**Given request**
Reproduce word for word the lines from the first one below through the line containing "response-curve xyxy=(66,111,544,381)".

**Extracted entries**
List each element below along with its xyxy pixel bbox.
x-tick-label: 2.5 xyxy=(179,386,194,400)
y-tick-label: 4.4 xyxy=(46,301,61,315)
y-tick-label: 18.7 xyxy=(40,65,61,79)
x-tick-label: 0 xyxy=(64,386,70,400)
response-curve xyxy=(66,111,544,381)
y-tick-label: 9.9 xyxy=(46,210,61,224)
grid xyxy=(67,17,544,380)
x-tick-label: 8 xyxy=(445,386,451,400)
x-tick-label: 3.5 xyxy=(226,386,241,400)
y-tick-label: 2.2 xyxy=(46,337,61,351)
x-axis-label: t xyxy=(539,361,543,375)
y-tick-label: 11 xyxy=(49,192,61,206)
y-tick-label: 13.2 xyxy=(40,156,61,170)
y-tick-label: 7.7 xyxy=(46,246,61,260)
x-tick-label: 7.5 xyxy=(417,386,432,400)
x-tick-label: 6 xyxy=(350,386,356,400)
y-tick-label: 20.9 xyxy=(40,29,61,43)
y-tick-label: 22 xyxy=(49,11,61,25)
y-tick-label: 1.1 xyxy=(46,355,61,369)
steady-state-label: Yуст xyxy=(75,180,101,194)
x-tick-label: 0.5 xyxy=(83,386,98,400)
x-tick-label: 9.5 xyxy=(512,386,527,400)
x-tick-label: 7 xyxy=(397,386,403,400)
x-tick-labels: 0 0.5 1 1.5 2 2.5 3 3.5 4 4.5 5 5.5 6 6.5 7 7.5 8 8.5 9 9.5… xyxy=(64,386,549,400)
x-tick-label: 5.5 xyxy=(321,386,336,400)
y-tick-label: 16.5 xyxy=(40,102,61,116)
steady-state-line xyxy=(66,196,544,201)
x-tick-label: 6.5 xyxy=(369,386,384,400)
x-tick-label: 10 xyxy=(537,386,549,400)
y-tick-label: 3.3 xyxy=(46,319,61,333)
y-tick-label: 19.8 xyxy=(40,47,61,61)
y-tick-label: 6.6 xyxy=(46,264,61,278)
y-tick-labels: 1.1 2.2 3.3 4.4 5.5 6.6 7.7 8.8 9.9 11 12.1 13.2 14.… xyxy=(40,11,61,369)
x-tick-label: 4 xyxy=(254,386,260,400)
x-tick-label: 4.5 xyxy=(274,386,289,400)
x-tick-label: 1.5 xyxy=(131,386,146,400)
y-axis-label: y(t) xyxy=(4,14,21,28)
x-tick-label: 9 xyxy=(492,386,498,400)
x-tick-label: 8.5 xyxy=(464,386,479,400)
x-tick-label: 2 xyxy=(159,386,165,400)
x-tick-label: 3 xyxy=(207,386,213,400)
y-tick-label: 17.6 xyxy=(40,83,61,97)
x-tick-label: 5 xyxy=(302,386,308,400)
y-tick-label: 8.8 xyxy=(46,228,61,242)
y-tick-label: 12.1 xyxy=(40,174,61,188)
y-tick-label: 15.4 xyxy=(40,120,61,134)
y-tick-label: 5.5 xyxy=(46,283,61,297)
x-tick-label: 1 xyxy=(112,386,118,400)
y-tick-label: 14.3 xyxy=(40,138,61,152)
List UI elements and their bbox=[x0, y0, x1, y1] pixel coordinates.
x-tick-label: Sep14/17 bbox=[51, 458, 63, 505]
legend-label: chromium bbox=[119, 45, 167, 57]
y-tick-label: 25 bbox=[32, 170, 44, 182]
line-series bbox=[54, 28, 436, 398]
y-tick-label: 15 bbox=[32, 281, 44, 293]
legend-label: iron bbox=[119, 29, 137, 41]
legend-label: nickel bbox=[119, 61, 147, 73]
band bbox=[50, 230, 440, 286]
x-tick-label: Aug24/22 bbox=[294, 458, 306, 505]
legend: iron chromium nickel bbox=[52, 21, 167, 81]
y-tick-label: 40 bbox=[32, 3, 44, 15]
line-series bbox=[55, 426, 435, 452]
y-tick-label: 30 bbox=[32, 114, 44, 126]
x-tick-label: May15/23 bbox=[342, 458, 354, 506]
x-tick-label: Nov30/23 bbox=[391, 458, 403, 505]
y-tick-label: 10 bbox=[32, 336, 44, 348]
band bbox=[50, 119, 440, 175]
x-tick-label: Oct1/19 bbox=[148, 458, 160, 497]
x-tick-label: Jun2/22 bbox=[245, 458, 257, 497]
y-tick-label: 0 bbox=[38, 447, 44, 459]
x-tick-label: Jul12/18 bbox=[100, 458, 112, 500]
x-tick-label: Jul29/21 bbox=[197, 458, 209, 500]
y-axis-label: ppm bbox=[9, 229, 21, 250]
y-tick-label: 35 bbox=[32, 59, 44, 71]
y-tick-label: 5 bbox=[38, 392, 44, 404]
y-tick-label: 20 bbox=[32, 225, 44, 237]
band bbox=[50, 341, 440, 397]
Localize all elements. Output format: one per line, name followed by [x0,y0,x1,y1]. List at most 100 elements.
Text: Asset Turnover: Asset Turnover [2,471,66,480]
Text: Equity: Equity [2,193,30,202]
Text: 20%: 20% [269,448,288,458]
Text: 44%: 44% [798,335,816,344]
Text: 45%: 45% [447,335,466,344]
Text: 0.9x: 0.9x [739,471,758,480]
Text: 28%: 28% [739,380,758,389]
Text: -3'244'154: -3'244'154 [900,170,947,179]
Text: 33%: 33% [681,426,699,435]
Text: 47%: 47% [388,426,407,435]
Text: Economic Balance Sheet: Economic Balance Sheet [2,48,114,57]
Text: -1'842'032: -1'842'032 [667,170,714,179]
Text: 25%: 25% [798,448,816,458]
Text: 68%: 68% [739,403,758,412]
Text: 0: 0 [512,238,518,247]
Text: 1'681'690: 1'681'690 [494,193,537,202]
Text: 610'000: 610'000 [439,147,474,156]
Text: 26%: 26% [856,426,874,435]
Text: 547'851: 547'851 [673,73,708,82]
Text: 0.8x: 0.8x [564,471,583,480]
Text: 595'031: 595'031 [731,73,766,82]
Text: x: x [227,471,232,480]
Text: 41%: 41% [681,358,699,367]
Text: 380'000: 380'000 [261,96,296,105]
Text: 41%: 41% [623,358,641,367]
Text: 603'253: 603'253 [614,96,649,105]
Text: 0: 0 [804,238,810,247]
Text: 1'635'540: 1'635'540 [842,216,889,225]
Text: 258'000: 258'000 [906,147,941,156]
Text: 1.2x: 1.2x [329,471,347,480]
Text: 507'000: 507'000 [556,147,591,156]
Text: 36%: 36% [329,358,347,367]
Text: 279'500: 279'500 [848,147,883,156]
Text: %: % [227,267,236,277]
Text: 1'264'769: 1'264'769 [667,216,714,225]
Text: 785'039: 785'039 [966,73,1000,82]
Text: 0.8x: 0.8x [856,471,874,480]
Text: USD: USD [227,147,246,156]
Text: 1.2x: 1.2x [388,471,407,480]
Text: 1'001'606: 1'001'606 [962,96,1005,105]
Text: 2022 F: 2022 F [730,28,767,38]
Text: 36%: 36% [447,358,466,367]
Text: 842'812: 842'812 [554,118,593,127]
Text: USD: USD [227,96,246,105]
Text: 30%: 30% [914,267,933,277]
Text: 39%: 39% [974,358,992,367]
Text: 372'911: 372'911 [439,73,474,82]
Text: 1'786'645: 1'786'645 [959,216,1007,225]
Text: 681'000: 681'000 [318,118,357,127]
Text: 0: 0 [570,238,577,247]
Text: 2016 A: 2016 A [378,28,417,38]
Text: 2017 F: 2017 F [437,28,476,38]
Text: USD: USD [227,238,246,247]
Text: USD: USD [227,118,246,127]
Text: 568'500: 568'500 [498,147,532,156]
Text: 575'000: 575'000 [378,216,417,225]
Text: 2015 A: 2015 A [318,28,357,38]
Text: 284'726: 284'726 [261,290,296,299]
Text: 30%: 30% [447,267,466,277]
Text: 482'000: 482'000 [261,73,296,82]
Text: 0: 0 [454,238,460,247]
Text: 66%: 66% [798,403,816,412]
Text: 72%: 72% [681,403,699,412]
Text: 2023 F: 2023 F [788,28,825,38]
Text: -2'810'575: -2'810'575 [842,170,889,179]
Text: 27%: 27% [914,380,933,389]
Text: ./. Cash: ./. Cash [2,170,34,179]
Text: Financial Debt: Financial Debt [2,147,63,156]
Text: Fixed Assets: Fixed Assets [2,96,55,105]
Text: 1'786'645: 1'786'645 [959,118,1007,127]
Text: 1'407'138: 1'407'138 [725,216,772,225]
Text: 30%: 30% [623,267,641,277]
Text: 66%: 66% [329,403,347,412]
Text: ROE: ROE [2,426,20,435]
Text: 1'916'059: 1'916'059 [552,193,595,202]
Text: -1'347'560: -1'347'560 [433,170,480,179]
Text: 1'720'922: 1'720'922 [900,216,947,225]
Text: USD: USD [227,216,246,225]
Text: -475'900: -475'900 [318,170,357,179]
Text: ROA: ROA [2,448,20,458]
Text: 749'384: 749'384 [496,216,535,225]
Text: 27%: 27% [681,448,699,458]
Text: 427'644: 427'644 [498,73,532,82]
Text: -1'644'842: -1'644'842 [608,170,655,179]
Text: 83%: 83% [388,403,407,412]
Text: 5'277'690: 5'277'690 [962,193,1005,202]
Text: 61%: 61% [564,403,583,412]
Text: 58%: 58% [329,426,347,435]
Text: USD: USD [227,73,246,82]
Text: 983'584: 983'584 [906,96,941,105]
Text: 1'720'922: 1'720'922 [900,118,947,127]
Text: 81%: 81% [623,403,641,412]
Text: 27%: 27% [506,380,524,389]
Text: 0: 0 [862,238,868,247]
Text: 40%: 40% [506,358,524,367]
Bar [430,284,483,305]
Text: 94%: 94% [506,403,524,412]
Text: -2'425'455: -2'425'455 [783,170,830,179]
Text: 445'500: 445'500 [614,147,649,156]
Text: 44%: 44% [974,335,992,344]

**Final result**
List each element below along with its xyxy pixel bbox.
x-tick-label: 2.5 xyxy=(179,386,194,400)
y-tick-label: 4.4 xyxy=(46,301,61,315)
y-tick-label: 18.7 xyxy=(40,65,61,79)
x-tick-label: 0 xyxy=(64,386,70,400)
response-curve xyxy=(66,111,544,381)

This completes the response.